Write out all the data again, exactly as it stands.

[Stored entries]
■ ■ ■ ■

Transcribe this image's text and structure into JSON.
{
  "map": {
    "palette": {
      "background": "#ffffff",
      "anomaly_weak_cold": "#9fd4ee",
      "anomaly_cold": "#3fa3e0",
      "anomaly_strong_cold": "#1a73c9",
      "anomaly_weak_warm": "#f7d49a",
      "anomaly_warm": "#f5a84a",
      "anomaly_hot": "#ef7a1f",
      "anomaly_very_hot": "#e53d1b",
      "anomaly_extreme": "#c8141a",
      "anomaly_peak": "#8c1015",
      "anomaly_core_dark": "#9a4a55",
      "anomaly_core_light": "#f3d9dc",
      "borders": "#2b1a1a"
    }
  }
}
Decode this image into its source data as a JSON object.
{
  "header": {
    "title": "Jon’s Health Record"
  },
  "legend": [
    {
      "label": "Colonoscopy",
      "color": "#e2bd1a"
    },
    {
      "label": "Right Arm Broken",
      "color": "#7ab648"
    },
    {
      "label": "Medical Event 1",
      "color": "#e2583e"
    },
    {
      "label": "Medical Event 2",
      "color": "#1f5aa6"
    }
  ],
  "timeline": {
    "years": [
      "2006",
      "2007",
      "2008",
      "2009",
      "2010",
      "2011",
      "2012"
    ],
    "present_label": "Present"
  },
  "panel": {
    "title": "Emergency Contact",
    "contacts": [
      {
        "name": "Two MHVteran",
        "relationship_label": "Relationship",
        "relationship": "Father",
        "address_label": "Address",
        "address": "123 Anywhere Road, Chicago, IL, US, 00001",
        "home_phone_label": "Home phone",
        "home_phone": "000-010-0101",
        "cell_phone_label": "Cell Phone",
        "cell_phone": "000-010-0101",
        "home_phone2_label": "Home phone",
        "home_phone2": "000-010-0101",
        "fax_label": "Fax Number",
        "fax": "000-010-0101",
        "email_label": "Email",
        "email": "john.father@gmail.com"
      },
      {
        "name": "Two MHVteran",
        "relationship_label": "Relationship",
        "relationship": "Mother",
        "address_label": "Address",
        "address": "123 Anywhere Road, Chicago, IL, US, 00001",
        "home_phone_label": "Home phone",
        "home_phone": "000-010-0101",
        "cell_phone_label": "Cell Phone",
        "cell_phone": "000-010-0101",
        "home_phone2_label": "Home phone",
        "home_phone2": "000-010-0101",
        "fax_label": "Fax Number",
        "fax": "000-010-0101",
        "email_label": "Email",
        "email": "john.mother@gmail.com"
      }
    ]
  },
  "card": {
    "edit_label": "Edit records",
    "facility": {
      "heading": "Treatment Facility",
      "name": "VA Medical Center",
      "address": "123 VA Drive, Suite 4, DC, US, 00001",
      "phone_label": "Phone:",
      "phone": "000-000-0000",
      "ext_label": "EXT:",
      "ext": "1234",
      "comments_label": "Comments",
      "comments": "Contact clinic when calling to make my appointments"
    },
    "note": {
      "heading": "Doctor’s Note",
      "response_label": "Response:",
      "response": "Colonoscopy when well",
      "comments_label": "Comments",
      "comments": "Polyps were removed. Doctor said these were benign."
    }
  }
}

■ ■ ■ ■

§ Solution to this task
Transcribe this image's text and structure into JSON.
{
  "map": {
    "palette": {
      "background": "#ffffff",
      "anomaly_weak_cold": "#9fd4ee",
      "anomaly_cold": "#3fa3e0",
      "anomaly_strong_cold": "#1a73c9",
      "anomaly_weak_warm": "#f7d49a",
      "anomaly_warm": "#f5a84a",
      "anomaly_hot": "#ef7a1f",
      "anomaly_very_hot": "#e53d1b",
      "anomaly_extreme": "#c8141a",
      "anomaly_peak": "#8c1015",
      "anomaly_core_dark": "#9a4a55",
      "anomaly_core_light": "#f3d9dc",
      "borders": "#2b1a1a"
    }
  }
}
Decode this image into its source data as a JSON object.
{
  "header": {
    "title": "Jon’s Health Record"
  },
  "legend": [
    {
      "label": "Colonoscopy",
      "color": "#e2bd1a"
    },
    {
      "label": "Right Arm Broken",
      "color": "#7ab648"
    },
    {
      "label": "Medical Event 1",
      "color": "#e2583e"
    },
    {
      "label": "Medical Event 2",
      "color": "#1f5aa6"
    }
  ],
  "timeline": {
    "years": [
      "2006",
      "2007",
      "2008",
      "2009",
      "2010",
      "2011",
      "2012"
    ],
    "present_label": "Present"
  },
  "panel": {
    "title": "Emergency Contact",
    "contacts": [
      {
        "name": "Two MHVteran",
        "relationship_label": "Relationship",
        "relationship": "Father",
        "address_label": "Address",
        "address": "123 Anywhere Road, Chicago, IL, US, 00001",
        "home_phone_label": "Home phone",
        "home_phone": "000-010-0101",
        "cell_phone_label": "Cell Phone",
        "cell_phone": "000-010-0101",
        "home_phone2_label": "Home phone",
        "home_phone2": "000-010-0101",
        "fax_label": "Fax Number",
        "fax": "000-010-0101",
        "email_label": "Email",
        "email": "john.father@gmail.com"
      },
      {
        "name": "Two MHVteran",
        "relationship_label": "Relationship",
        "relationship": "Mother",
        "address_label": "Address",
        "address": "123 Anywhere Road, Chicago, IL, US, 00001",
        "home_phone_label": "Home phone",
        "home_phone": "000-010-0101",
        "cell_phone_label": "Cell Phone",
        "cell_phone": "000-010-0101",
        "home_phone2_label": "Home phone",
        "home_phone2": "000-010-0101",
        "fax_label": "Fax Number",
        "fax": "000-010-0101",
        "email_label": "Email",
        "email": "john.mother@gmail.com"
      }
    ]
  },
  "card": {
    "edit_label": "Edit records",
    "facility": {
      "heading": "Treatment Facility",
      "name": "VA Medical Center",
      "address": "123 VA Drive, Suite 4, DC, US, 00001",
      "phone_label": "Phone:",
      "phone": "000-000-0000",
      "ext_label": "EXT:",
      "ext": "1234",
      "comments_label": "Comments",
      "comments": "Contact clinic when calling to make my appointments"
    },
    "note": {
      "heading": "Doctor’s Note",
      "response_label": "Response:",
      "response": "Colonoscopy when well",
      "comments_label": "Comments",
      "comments": "Polyps were removed. Doctor said these were benign."
    }
  }
}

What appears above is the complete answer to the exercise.